--- BEGIN AVAILABLE RECORDS ---

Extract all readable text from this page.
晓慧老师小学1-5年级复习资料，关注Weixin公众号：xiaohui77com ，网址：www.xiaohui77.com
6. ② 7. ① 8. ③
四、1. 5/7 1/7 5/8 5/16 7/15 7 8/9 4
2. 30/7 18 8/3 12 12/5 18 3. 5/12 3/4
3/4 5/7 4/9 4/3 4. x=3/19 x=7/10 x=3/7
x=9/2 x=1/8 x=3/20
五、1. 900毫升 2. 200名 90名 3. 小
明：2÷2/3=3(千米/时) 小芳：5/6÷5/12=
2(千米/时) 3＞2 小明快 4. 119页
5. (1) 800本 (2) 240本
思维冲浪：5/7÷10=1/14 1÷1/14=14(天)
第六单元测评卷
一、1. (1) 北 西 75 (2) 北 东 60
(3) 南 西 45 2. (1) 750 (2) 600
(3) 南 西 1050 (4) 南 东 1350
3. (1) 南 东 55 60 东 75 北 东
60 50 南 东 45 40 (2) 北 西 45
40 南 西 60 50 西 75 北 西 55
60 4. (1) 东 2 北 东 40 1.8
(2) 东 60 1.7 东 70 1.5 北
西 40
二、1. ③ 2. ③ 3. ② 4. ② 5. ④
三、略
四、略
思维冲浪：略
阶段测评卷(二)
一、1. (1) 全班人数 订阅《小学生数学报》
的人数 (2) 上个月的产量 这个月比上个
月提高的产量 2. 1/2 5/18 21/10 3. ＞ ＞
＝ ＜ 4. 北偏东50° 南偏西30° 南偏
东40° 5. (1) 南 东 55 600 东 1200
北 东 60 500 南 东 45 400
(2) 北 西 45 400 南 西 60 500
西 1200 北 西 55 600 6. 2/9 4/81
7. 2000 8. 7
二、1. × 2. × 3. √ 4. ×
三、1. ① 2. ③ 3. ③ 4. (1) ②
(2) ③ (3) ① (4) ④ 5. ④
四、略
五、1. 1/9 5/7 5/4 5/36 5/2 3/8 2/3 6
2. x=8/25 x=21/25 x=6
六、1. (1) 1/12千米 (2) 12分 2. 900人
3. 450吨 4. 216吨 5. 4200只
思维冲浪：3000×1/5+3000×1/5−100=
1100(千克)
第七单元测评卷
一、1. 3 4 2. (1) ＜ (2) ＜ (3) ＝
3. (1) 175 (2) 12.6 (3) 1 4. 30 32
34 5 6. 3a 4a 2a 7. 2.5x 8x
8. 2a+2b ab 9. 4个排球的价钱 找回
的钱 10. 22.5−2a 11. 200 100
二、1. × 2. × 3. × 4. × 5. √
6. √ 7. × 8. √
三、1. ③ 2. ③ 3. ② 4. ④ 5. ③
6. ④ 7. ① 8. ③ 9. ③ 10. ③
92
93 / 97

--- END AVAILABLE RECORDS ---

TASK DETAILS - Quote the listing in full, please, keeping every line exact.

SOLVED EXERCISE -
Extract all readable text from this page.
晓慧老师小学1-5年级复习资料，关注Weixin公众号：xiaohui77com ，网址：www.xiaohui77.com
6. ② 7. ① 8. ③
四、1. 5/7 1/7 5/8 5/16 7/15 7 8/9 4
2. 30/7 18 8/3 12 12/5 18 3. 5/12 3/4
3/4 5/7 4/9 4/3 4. x=3/19 x=7/10 x=3/7
x=9/2 x=1/8 x=3/20
五、1. 900毫升 2. 200名 90名 3. 小
明：2÷2/3=3(千米/时) 小芳：5/6÷5/12=
2(千米/时) 3＞2 小明快 4. 119页
5. (1) 800本 (2) 240本
思维冲浪：5/7÷10=1/14 1÷1/14=14(天)
第六单元测评卷
一、1. (1) 北 西 75 (2) 北 东 60
(3) 南 西 45 2. (1) 750 (2) 600
(3) 南 西 1050 (4) 南 东 1350
3. (1) 南 东 55 60 东 75 北 东
60 50 南 东 45 40 (2) 北 西 45
40 南 西 60 50 西 75 北 西 55
60 4. (1) 东 2 北 东 40 1.8
(2) 东 60 1.7 东 70 1.5 北
西 40
二、1. ③ 2. ③ 3. ② 4. ② 5. ④
三、略
四、略
思维冲浪：略
阶段测评卷(二)
一、1. (1) 全班人数 订阅《小学生数学报》
的人数 (2) 上个月的产量 这个月比上个
月提高的产量 2. 1/2 5/18 21/10 3. ＞ ＞
＝ ＜ 4. 北偏东50° 南偏西30° 南偏
东40° 5. (1) 南 东 55 600 东 1200
北 东 60 500 南 东 45 400
(2) 北 西 45 400 南 西 60 500
西 1200 北 西 55 600 6. 2/9 4/81
7. 2000 8. 7
二、1. × 2. × 3. √ 4. ×
三、1. ① 2. ③ 3. ③ 4. (1) ②
(2) ③ (3) ① (4) ④ 5. ④
四、略
五、1. 1/9 5/7 5/4 5/36 5/2 3/8 2/3 6
2. x=8/25 x=21/25 x=6
六、1. (1) 1/12千米 (2) 12分 2. 900人
3. 450吨 4. 216吨 5. 4200只
思维冲浪：3000×1/5+3000×1/5−100=
1100(千克)
第七单元测评卷
一、1. 3 4 2. (1) ＜ (2) ＜ (3) ＝
3. (1) 175 (2) 12.6 (3) 1 4. 30 32
34 5 6. 3a 4a 2a 7. 2.5x 8x
8. 2a+2b ab 9. 4个排球的价钱 找回
的钱 10. 22.5−2a 11. 200 100
二、1. × 2. × 3. × 4. × 5. √
6. √ 7. × 8. √
三、1. ③ 2. ③ 3. ② 4. ④ 5. ③
6. ④ 7. ① 8. ③ 9. ③ 10. ③
92
93 / 97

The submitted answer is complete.